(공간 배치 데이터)
┌──
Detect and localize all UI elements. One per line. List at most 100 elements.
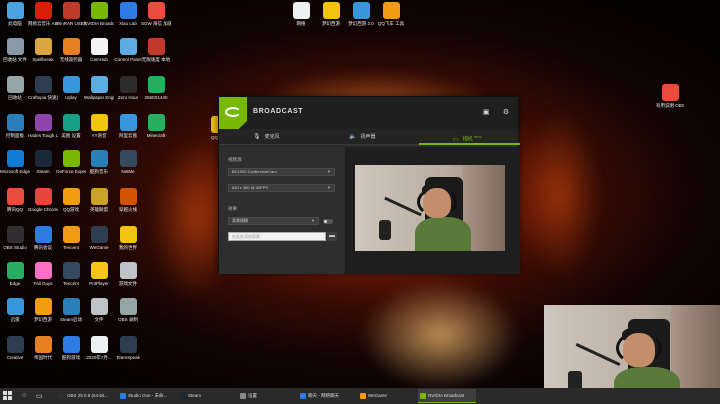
desktop-icon[interactable]: OBS Studio — [0, 226, 30, 250]
desktop-icon[interactable]: 文件 — [84, 298, 114, 322]
desktop-icon[interactable]: Tencent — [56, 262, 86, 286]
desktop-icon[interactable]: Zero Hour — [113, 76, 143, 100]
desktop-icon[interactable]: NetMe — [113, 150, 143, 174]
desktop-icon[interactable]: 迅雷 — [0, 298, 30, 322]
effect-toggle[interactable] — [323, 219, 333, 224]
desktop-icon[interactable]: 回收站 — [0, 76, 30, 100]
taskbar-item[interactable]: 聊天 - 网络聊天 — [298, 389, 356, 403]
desktop-icon[interactable]: SGW 海信 加速器 — [141, 2, 171, 26]
desktop-icon-label: SGW 海信 加速器 — [141, 21, 171, 26]
app-icon — [90, 2, 108, 19]
taskbar-item[interactable]: Steam — [178, 389, 236, 403]
resolution-select[interactable]: 640 x 360 @ 30FPS ▼ — [228, 184, 335, 192]
app-icon — [90, 76, 108, 93]
taskbar-item[interactable]: WeGame — [358, 389, 416, 403]
desktop-icon[interactable]: 网易云音乐 ADB — [28, 2, 58, 26]
desktop-icon[interactable]: Google Chrome — [28, 188, 58, 212]
taskbar-item[interactable]: 设置 — [238, 389, 296, 403]
desktop-icon-label: Fall Guys — [33, 281, 53, 286]
task-view-icon[interactable]: ▭ — [36, 392, 43, 400]
desktop-icon[interactable]: 2020年7月... — [84, 336, 114, 360]
desktop-icon[interactable]: Steam启动 — [56, 298, 86, 322]
effect-select[interactable]: 背景模糊 ▼ — [228, 217, 319, 225]
desktop-icon[interactable]: TeamSpeak — [113, 336, 143, 360]
desktop-icon[interactable]: WinRAR USB调试 — [56, 2, 86, 26]
window-titlebar[interactable]: BROADCAST ▣ ⚙ — [219, 97, 518, 129]
desktop-icon[interactable]: 阿里云盘 — [113, 114, 143, 138]
search-icon[interactable]: ○ — [22, 392, 26, 399]
source-select[interactable]: BC1000 ConferenceCam ▼ — [228, 168, 335, 176]
desktop-icon[interactable]: 回收站 文件 — [0, 38, 30, 62]
desktop-icon-label: 2560X1440 — [144, 95, 168, 100]
desktop-icon[interactable]: Edge — [0, 262, 30, 286]
taskbar-item[interactable]: Studio One - 未命... — [118, 389, 176, 403]
desktop-icon[interactable]: Microsoft Edge — [0, 150, 30, 174]
desktop-icon[interactable]: Tencent — [56, 226, 86, 250]
folder-browse-icon[interactable]: ▬ — [327, 232, 337, 241]
desktop-icon[interactable]: NVIDIA Broadcast — [84, 2, 114, 26]
tab-bar: 🎙 麦克风 🔈 扬声器 ▭ 相机 BETA — [219, 129, 520, 145]
desktop-icon[interactable]: 酷狗游戏 — [56, 336, 86, 360]
desktop-icon[interactable]: 穿越火线 — [113, 188, 143, 212]
desktop-icon[interactable]: Hades Tough Life — [28, 114, 58, 138]
desktop-icon[interactable]: 我的世界 — [113, 226, 143, 250]
desktop-icon[interactable]: 腾讯会议 — [28, 226, 58, 250]
desktop-icon[interactable]: Spellbreak — [28, 38, 58, 62]
desktop-icon-video-file[interactable]: 有用说明 OBS.mp4 — [656, 84, 684, 108]
desktop-icon[interactable]: Steam — [28, 150, 58, 174]
desktop-icon[interactable]: 梦幻西游 — [28, 298, 58, 322]
desktop-icon[interactable]: Creative — [0, 336, 30, 360]
desktop-icon[interactable]: Craftopia 快速启动 — [28, 76, 58, 100]
desktop-icon-label: Craftopia 快速启动 — [28, 95, 58, 100]
desktop-icon[interactable]: 控制面板 — [0, 114, 30, 138]
tab-speaker[interactable]: 🔈 扬声器 — [349, 129, 376, 145]
tab-microphone[interactable]: 🎙 麦克风 — [253, 129, 280, 145]
desktop-icon[interactable]: Control Panel — [113, 38, 143, 62]
desktop-icon[interactable]: Xiao Lab — [113, 2, 143, 26]
app-icon — [147, 114, 165, 131]
desktop-icon[interactable]: 此电脑 — [0, 2, 30, 26]
settings-gear-icon[interactable]: ⚙ — [502, 109, 510, 117]
desktop-icon[interactable]: QQ飞车 工具 — [376, 2, 406, 26]
feedback-icon[interactable]: ▣ — [482, 109, 490, 117]
desktop-icon[interactable]: Uplay — [56, 76, 86, 100]
camera-preview-panel — [345, 147, 520, 274]
desktop-icon[interactable]: OBS 录制 — [113, 298, 143, 322]
desktop-icon[interactable]: 腾讯QQ — [0, 188, 30, 212]
app-icon — [90, 188, 108, 205]
desktop-icon[interactable]: 2560X1440 — [141, 76, 171, 100]
desktop-icon[interactable]: 英雄联盟 — [84, 188, 114, 212]
taskbar-item-label: Steam — [188, 393, 202, 398]
desktop-icon[interactable]: 游戏文件 — [113, 262, 143, 286]
desktop-icon[interactable]: Wallpaper Engine — [84, 76, 114, 100]
desktop-icon[interactable]: 美图 设置 — [56, 114, 86, 138]
desktop-icon[interactable]: 酷狗音乐 — [84, 150, 114, 174]
desktop-icon[interactable]: 无线遥控器 — [56, 38, 86, 62]
windows-start-icon[interactable] — [3, 391, 13, 401]
app-icon — [147, 2, 165, 19]
desktop-icon-label: WinRAR USB调试 — [56, 21, 86, 26]
path-placeholder: 在此处添加背景 — [232, 234, 260, 239]
desktop-icon[interactable]: Minecraft — [141, 114, 171, 138]
taskbar-item[interactable]: OBS 25.0.8 (64-bit... — [57, 389, 115, 403]
desktop-icon-label: CamHub — [90, 57, 108, 62]
desktop-icon[interactable]: QQ游戏 — [56, 188, 86, 212]
desktop-icon-label: Wallpaper Engine — [84, 95, 114, 100]
desktop-icon[interactable]: CamHub — [84, 38, 114, 62]
desktop-icon[interactable]: 无限速度 本地 — [141, 38, 171, 62]
taskbar-item[interactable]: NVIDIA Broadcast — [418, 389, 476, 403]
desktop-icon[interactable]: 梦幻西游 2.0 — [346, 2, 376, 26]
desktop-icon-label: 文件 — [94, 317, 104, 322]
app-icon — [119, 76, 137, 93]
desktop-icon[interactable]: 梦幻西游 — [316, 2, 346, 26]
desktop-icon[interactable]: GeForce Experience — [56, 150, 86, 174]
desktop-icon[interactable]: PotPlayer — [84, 262, 114, 286]
desktop-icon[interactable]: Fall Guys — [28, 262, 58, 286]
background-path-input[interactable]: 在此处添加背景 — [228, 232, 326, 241]
desktop-icon[interactable]: WeGame — [84, 226, 114, 250]
desktop-icon[interactable]: 帝国时代 — [28, 336, 58, 360]
desktop-icon[interactable]: YY语音 — [84, 114, 114, 138]
chevron-down-icon: ▼ — [311, 218, 315, 223]
desktop-icon[interactable]: 网络 — [286, 2, 316, 26]
desktop-icon-label: 无线遥控器 — [59, 57, 83, 62]
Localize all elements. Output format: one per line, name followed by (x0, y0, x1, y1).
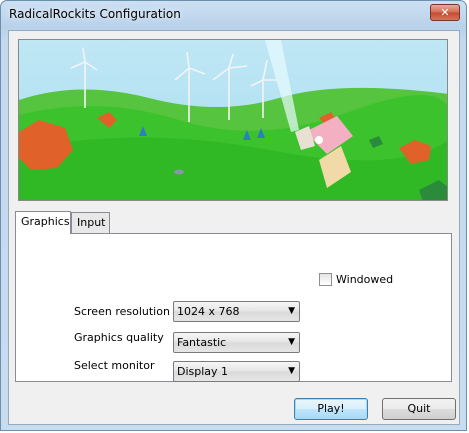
└──
» **과제 설명**
목록 전체를 다시 적으면서 "taskbar-item"를 모두 "taskbar-button"로 바꿔 주세요. 나머지는 그대로 두고, 그림은 답에 넣지 마세요.

» **정답**
Detect and localize all UI elements. One per line. List at most 100 elements.
desktop-icon[interactable]: OBS Studio — [0, 226, 30, 250]
desktop-icon[interactable]: 文件 — [84, 298, 114, 322]
desktop-icon[interactable]: Tencent — [56, 262, 86, 286]
desktop-icon[interactable]: Zero Hour — [113, 76, 143, 100]
desktop-icon[interactable]: NetMe — [113, 150, 143, 174]
desktop-icon[interactable]: 迅雷 — [0, 298, 30, 322]
effect-toggle[interactable] — [323, 219, 333, 224]
desktop-icon[interactable]: 回收站 — [0, 76, 30, 100]
taskbar-button[interactable]: 聊天 - 网络聊天 — [298, 389, 356, 403]
desktop-icon[interactable]: SGW 海信 加速器 — [141, 2, 171, 26]
desktop-icon-label: SGW 海信 加速器 — [141, 21, 171, 26]
app-icon — [90, 2, 108, 19]
taskbar-button[interactable]: Steam — [178, 389, 236, 403]
resolution-select[interactable]: 640 x 360 @ 30FPS ▼ — [228, 184, 335, 192]
app-icon — [90, 76, 108, 93]
taskbar-button[interactable]: WeGame — [358, 389, 416, 403]
desktop-icon[interactable]: 网易云音乐 ADB — [28, 2, 58, 26]
desktop-icon[interactable]: Google Chrome — [28, 188, 58, 212]
taskbar-button[interactable]: 设置 — [238, 389, 296, 403]
desktop-icon-label: Fall Guys — [33, 281, 53, 286]
task-view-icon[interactable]: ▭ — [36, 392, 43, 400]
desktop-icon[interactable]: 2020年7月... — [84, 336, 114, 360]
desktop-icon[interactable]: Steam启动 — [56, 298, 86, 322]
effect-select[interactable]: 背景模糊 ▼ — [228, 217, 319, 225]
desktop-icon[interactable]: TeamSpeak — [113, 336, 143, 360]
desktop-icon[interactable]: WinRAR USB调试 — [56, 2, 86, 26]
window-titlebar[interactable]: BROADCAST ▣ ⚙ — [219, 97, 518, 129]
desktop-icon[interactable]: 阿里云盘 — [113, 114, 143, 138]
search-icon[interactable]: ○ — [22, 392, 26, 399]
source-select[interactable]: BC1000 ConferenceCam ▼ — [228, 168, 335, 176]
desktop-icon[interactable]: 回收站 文件 — [0, 38, 30, 62]
desktop-icon-label: 2560X1440 — [144, 95, 168, 100]
desktop-icon[interactable]: Edge — [0, 262, 30, 286]
taskbar-button[interactable]: Studio One - 未命... — [118, 389, 176, 403]
desktop-icon[interactable]: Microsoft Edge — [0, 150, 30, 174]
desktop-icon[interactable]: Tencent — [56, 226, 86, 250]
folder-browse-icon[interactable]: ▬ — [327, 232, 337, 241]
desktop-icon[interactable]: NVIDIA Broadcast — [84, 2, 114, 26]
tab-bar: 🎙 麦克风 🔈 扬声器 ▭ 相机 BETA — [219, 129, 520, 145]
desktop-icon[interactable]: 酷狗游戏 — [56, 336, 86, 360]
desktop-icon[interactable]: 穿越火线 — [113, 188, 143, 212]
desktop-icon[interactable]: Hades Tough Life — [28, 114, 58, 138]
desktop-icon[interactable]: 我的世界 — [113, 226, 143, 250]
desktop-icon[interactable]: 腾讯会议 — [28, 226, 58, 250]
desktop-icon[interactable]: Spellbreak — [28, 38, 58, 62]
desktop-icon-video-file[interactable]: 有用说明 OBS.mp4 — [656, 84, 684, 108]
desktop-icon[interactable]: Steam — [28, 150, 58, 174]
desktop-icon[interactable]: 梦幻西游 — [28, 298, 58, 322]
desktop-icon[interactable]: Creative — [0, 336, 30, 360]
desktop-icon[interactable]: Craftopia 快速启动 — [28, 76, 58, 100]
desktop-icon-label: Craftopia 快速启动 — [28, 95, 58, 100]
desktop-icon[interactable]: 控制面板 — [0, 114, 30, 138]
tab-speaker[interactable]: 🔈 扬声器 — [349, 129, 376, 145]
tab-microphone[interactable]: 🎙 麦克风 — [253, 129, 280, 145]
desktop-icon[interactable]: Control Panel — [113, 38, 143, 62]
desktop-icon[interactable]: Xiao Lab — [113, 2, 143, 26]
app-icon — [147, 114, 165, 131]
desktop-icon[interactable]: 此电脑 — [0, 2, 30, 26]
settings-gear-icon[interactable]: ⚙ — [502, 109, 510, 117]
desktop-icon[interactable]: QQ飞车 工具 — [376, 2, 406, 26]
feedback-icon[interactable]: ▣ — [482, 109, 490, 117]
desktop-icon[interactable]: Uplay — [56, 76, 86, 100]
camera-preview-panel — [345, 147, 520, 274]
desktop-icon[interactable]: OBS 录制 — [113, 298, 143, 322]
desktop-icon[interactable]: 腾讯QQ — [0, 188, 30, 212]
app-icon — [90, 188, 108, 205]
desktop-icon[interactable]: 2560X1440 — [141, 76, 171, 100]
desktop-icon[interactable]: 英雄联盟 — [84, 188, 114, 212]
taskbar-button-label: Steam — [188, 393, 202, 398]
desktop-icon[interactable]: 游戏文件 — [113, 262, 143, 286]
desktop-icon[interactable]: Wallpaper Engine — [84, 76, 114, 100]
desktop-icon[interactable]: 美图 设置 — [56, 114, 86, 138]
desktop-icon[interactable]: 酷狗音乐 — [84, 150, 114, 174]
desktop-icon[interactable]: 无线遥控器 — [56, 38, 86, 62]
windows-start-icon[interactable] — [3, 391, 13, 401]
app-icon — [147, 2, 165, 19]
desktop-icon-label: WinRAR USB调试 — [56, 21, 86, 26]
path-placeholder: 在此处添加背景 — [232, 234, 260, 239]
desktop-icon[interactable]: Minecraft — [141, 114, 171, 138]
taskbar-button[interactable]: OBS 25.0.8 (64-bit... — [57, 389, 115, 403]
desktop-icon-label: CamHub — [90, 57, 108, 62]
desktop-icon[interactable]: QQ游戏 — [56, 188, 86, 212]
desktop-icon-label: Wallpaper Engine — [84, 95, 114, 100]
desktop-icon[interactable]: CamHub — [84, 38, 114, 62]
desktop-icon[interactable]: 无限速度 本地 — [141, 38, 171, 62]
taskbar-button[interactable]: NVIDIA Broadcast — [418, 389, 476, 403]
desktop-icon[interactable]: 梦幻西游 2.0 — [346, 2, 376, 26]
desktop-icon-label: 文件 — [94, 317, 104, 322]
app-icon — [119, 76, 137, 93]
desktop-icon[interactable]: 梦幻西游 — [316, 2, 346, 26]
desktop-icon[interactable]: GeForce Experience — [56, 150, 86, 174]
desktop-icon[interactable]: PotPlayer — [84, 262, 114, 286]
desktop-icon[interactable]: Fall Guys — [28, 262, 58, 286]
background-path-input[interactable]: 在此处添加背景 — [228, 232, 326, 241]
desktop-icon[interactable]: WeGame — [84, 226, 114, 250]
desktop-icon[interactable]: 帝国时代 — [28, 336, 58, 360]
desktop-icon[interactable]: YY语音 — [84, 114, 114, 138]
chevron-down-icon: ▼ — [311, 218, 315, 223]
desktop-icon[interactable]: 网络 — [286, 2, 316, 26]
desktop-icon-label: 无线遥控器 — [59, 57, 83, 62]
Localize all elements. Output format: one per line, name followed by (x0, y0, x1, y1).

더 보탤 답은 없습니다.